# start of Excerpted records

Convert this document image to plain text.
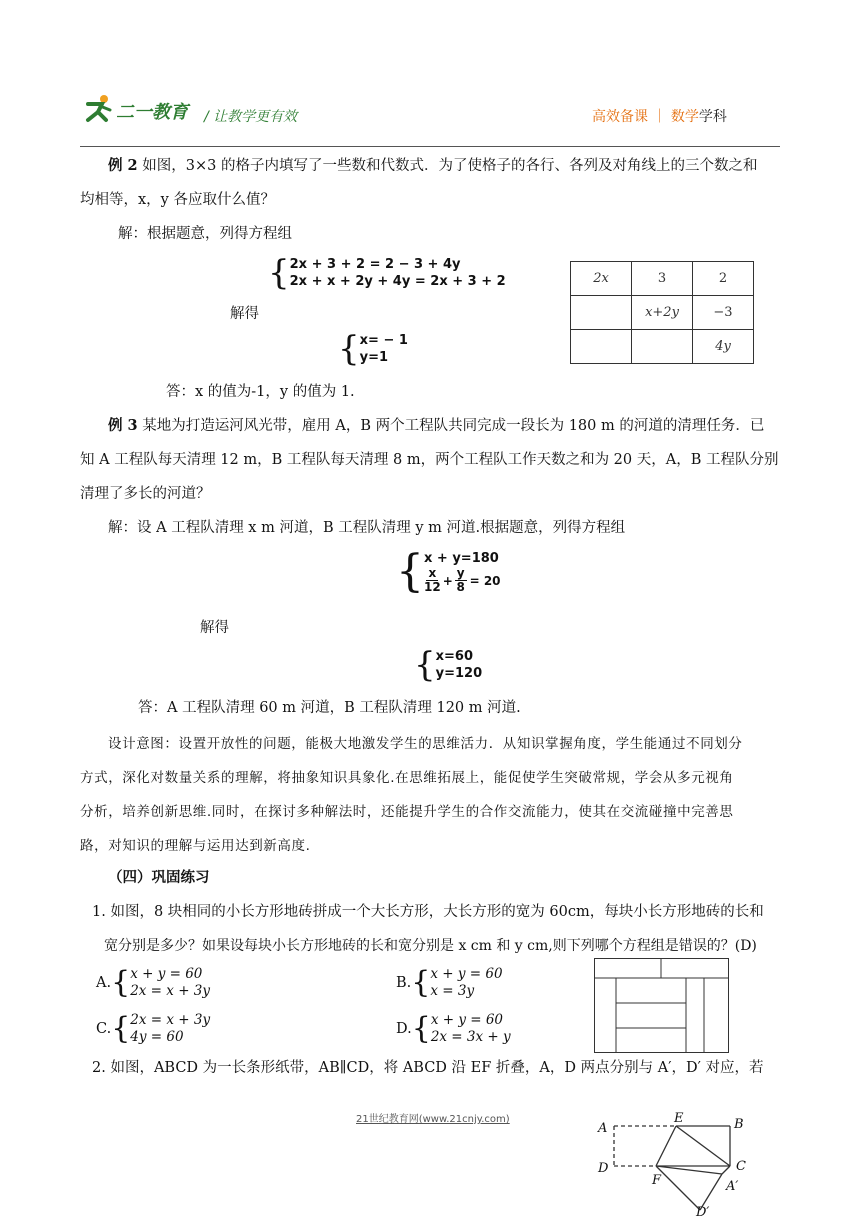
二一教育 / 让教学更有效	高效备课 ｜ 数学学科
例 2 如图，3×3 的格子内填写了一些数和代数式．为了使格子的各行、各列及对角线上的三个数之和
均相等，x，y 各应取什么值？
解：根据题意，列得方程组
{ 2x + 3 + 2 = 2 − 3 + 4y
2x + x + 2y + 4y = 2x + 3 + 2
解得
{ x= − 1
y=1
答：x 的值为-1，y 的值为 1.
2x	3	2
	x+2y	−3
		4y
例 3 某地为打造运河风光带，雇用 A，B 两个工程队共同完成一段长为 180 m 的河道的清理任务．已
知 A 工程队每天清理 12 m，B 工程队每天清理 8 m，两个工程队工作天数之和为 20 天，A，B 工程队分别
清理了多长的河道？
解：设 A 工程队清理 x m 河道，B 工程队清理 y m 河道.根据题意，列得方程组
{ x + y=180
$\frac{x}{12} + \frac{y}{8} = 20$
解得
{ x=60
y=120
答：A 工程队清理 60 m 河道，B 工程队清理 120 m 河道.
设计意图：设置开放性的问题，能极大地激发学生的思维活力．从知识掌握角度，学生能通过不同划分
方式，深化对数量关系的理解，将抽象知识具象化.在思维拓展上，能促使学生突破常规，学会从多元视角
分析，培养创新思维.同时，在探讨多种解法时，还能提升学生的合作交流能力，使其在交流碰撞中完善思
路，对知识的理解与运用达到新高度.
（四）巩固练习
1. 如图，8 块相同的小长方形地砖拼成一个大长方形，大长方形的宽为 60cm，每块小长方形地砖的长和
宽分别是多少？如果设每块小长方形地砖的长和宽分别是 x cm 和 y cm,则下列哪个方程组是错误的？(D)
A. { x + y = 60
2x = x + 3y	B. { x + y = 60
x = 3y
C. { 2x = x + 3y
4y = 60	D. { x + y = 60
2x = 3x + y
2. 如图，ABCD 为一长条形纸带，AB∥CD，将 ABCD 沿 EF 折叠，A，D 两点分别与 A′，D′ 对应，若
21世纪教育网(www.21cnjy.com)
A
E	B
D	C
F	A′
D′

# end of Excerpted records

Instructions to follow
Repeat the full listing above exactly, with no pictures in the copy.

Result for this task
Convert this document image to plain text.
二一教育 / 让教学更有效	高效备课 ｜ 数学学科
例 2 如图，3×3 的格子内填写了一些数和代数式．为了使格子的各行、各列及对角线上的三个数之和
均相等，x，y 各应取什么值？
解：根据题意，列得方程组
{ 2x + 3 + 2 = 2 − 3 + 4y
2x + x + 2y + 4y = 2x + 3 + 2
解得
{ x= − 1
y=1
答：x 的值为-1，y 的值为 1.
2x	3	2
	x+2y	−3
		4y
例 3 某地为打造运河风光带，雇用 A，B 两个工程队共同完成一段长为 180 m 的河道的清理任务．已
知 A 工程队每天清理 12 m，B 工程队每天清理 8 m，两个工程队工作天数之和为 20 天，A，B 工程队分别
清理了多长的河道？
解：设 A 工程队清理 x m 河道，B 工程队清理 y m 河道.根据题意，列得方程组
{ x + y=180
$\frac{x}{12} + \frac{y}{8} = 20$
解得
{ x=60
y=120
答：A 工程队清理 60 m 河道，B 工程队清理 120 m 河道.
设计意图：设置开放性的问题，能极大地激发学生的思维活力．从知识掌握角度，学生能通过不同划分
方式，深化对数量关系的理解，将抽象知识具象化.在思维拓展上，能促使学生突破常规，学会从多元视角
分析，培养创新思维.同时，在探讨多种解法时，还能提升学生的合作交流能力，使其在交流碰撞中完善思
路，对知识的理解与运用达到新高度.
（四）巩固练习
1. 如图，8 块相同的小长方形地砖拼成一个大长方形，大长方形的宽为 60cm，每块小长方形地砖的长和
宽分别是多少？如果设每块小长方形地砖的长和宽分别是 x cm 和 y cm,则下列哪个方程组是错误的？(D)
A. { x + y = 60
2x = x + 3y	B. { x + y = 60
x = 3y
C. { 2x = x + 3y
4y = 60	D. { x + y = 60
2x = 3x + y
2. 如图，ABCD 为一长条形纸带，AB∥CD，将 ABCD 沿 EF 折叠，A，D 两点分别与 A′，D′ 对应，若
21世纪教育网(www.21cnjy.com)
A
E	B
D	C
F	A′
D′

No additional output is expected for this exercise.